All of the data that follows should be retyped exactly, please, except the pictures.

━━━━━ Data in this exercise ━━━━━

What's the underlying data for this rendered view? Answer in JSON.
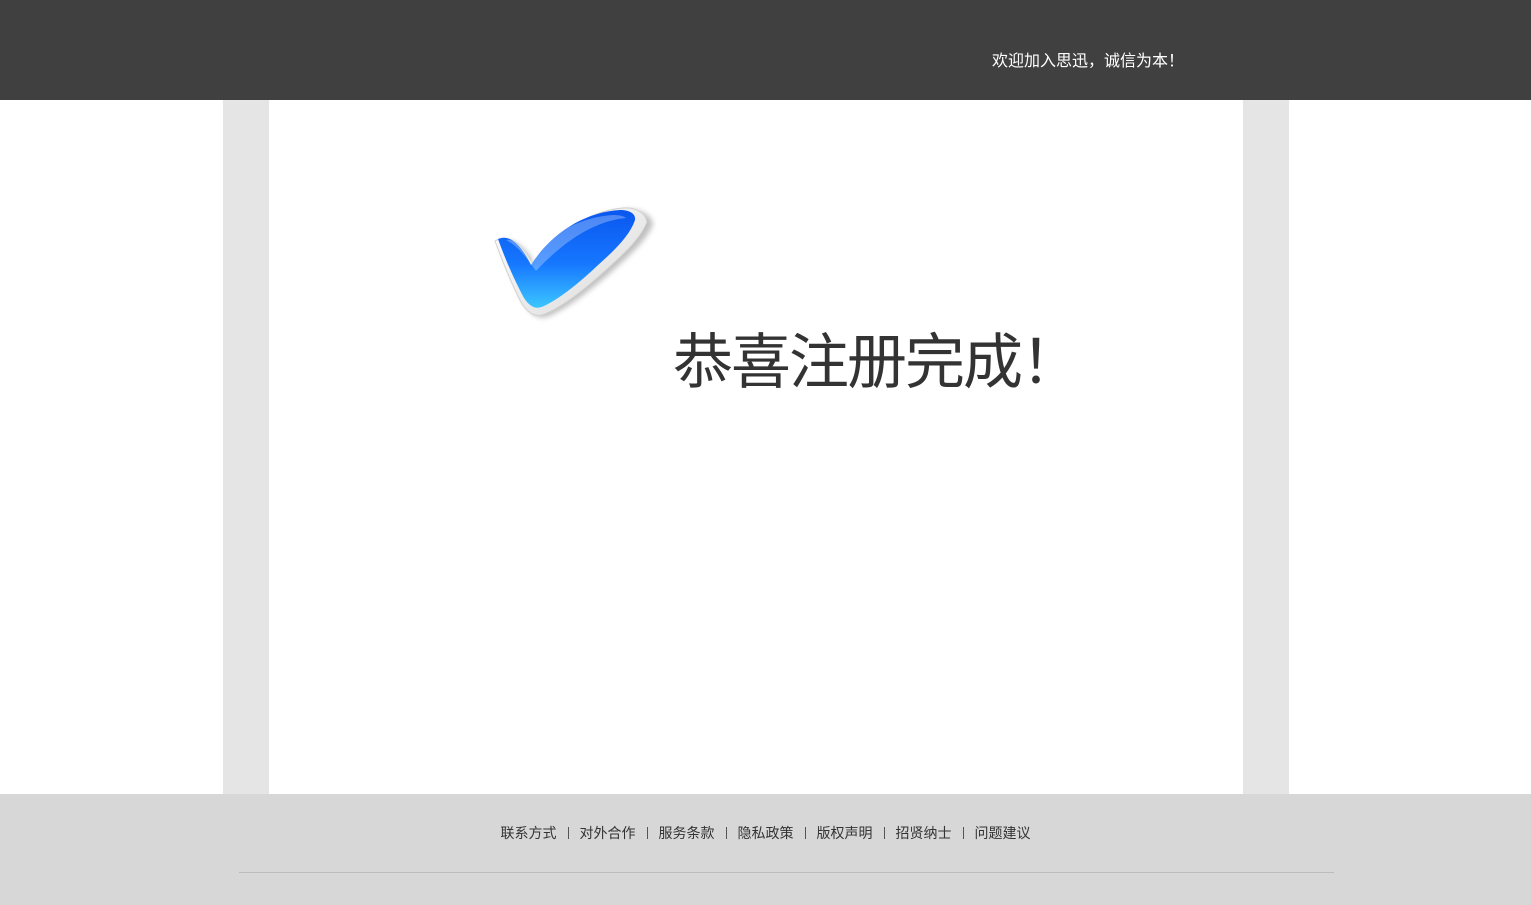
{
  "header": {
    "welcome_text": "欢迎加入思迅，诚信为本！"
  },
  "main": {
    "success_icon": "checkmark-icon",
    "success_title": "恭喜注册完成！",
    "colors": {
      "check_blue": "#0a6cf0",
      "check_light": "#39c0ff",
      "title_text": "#333333"
    }
  },
  "footer": {
    "links": [
      {
        "label": "联系方式"
      },
      {
        "label": "对外合作"
      },
      {
        "label": "服务条款"
      },
      {
        "label": "隐私政策"
      },
      {
        "label": "版权声明"
      },
      {
        "label": "招贤纳士"
      },
      {
        "label": "问题建议"
      }
    ]
  },
  "colors": {
    "header_bg": "#404040",
    "side_panel": "#e5e5e5",
    "footer_bg": "#d7d7d7"
  }
}
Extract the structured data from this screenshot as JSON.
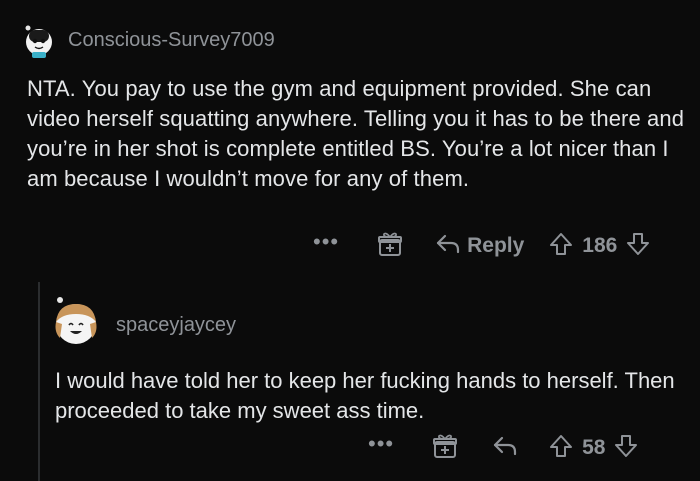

━━━━━

- Result for this exercise:
What's the underlying data for this rendered view? Answer in JSON.
{
  "header": {
    "welcome_text": "欢迎加入思迅，诚信为本！"
  },
  "main": {
    "success_icon": "checkmark-icon",
    "success_title": "恭喜注册完成！",
    "colors": {
      "check_blue": "#0a6cf0",
      "check_light": "#39c0ff",
      "title_text": "#333333"
    }
  },
  "footer": {
    "links": [
      {
        "label": "联系方式"
      },
      {
        "label": "对外合作"
      },
      {
        "label": "服务条款"
      },
      {
        "label": "隐私政策"
      },
      {
        "label": "版权声明"
      },
      {
        "label": "招贤纳士"
      },
      {
        "label": "问题建议"
      }
    ]
  },
  "colors": {
    "header_bg": "#404040",
    "side_panel": "#e5e5e5",
    "footer_bg": "#d7d7d7"
  }
}
Extract the structured data from this screenshot as JSON.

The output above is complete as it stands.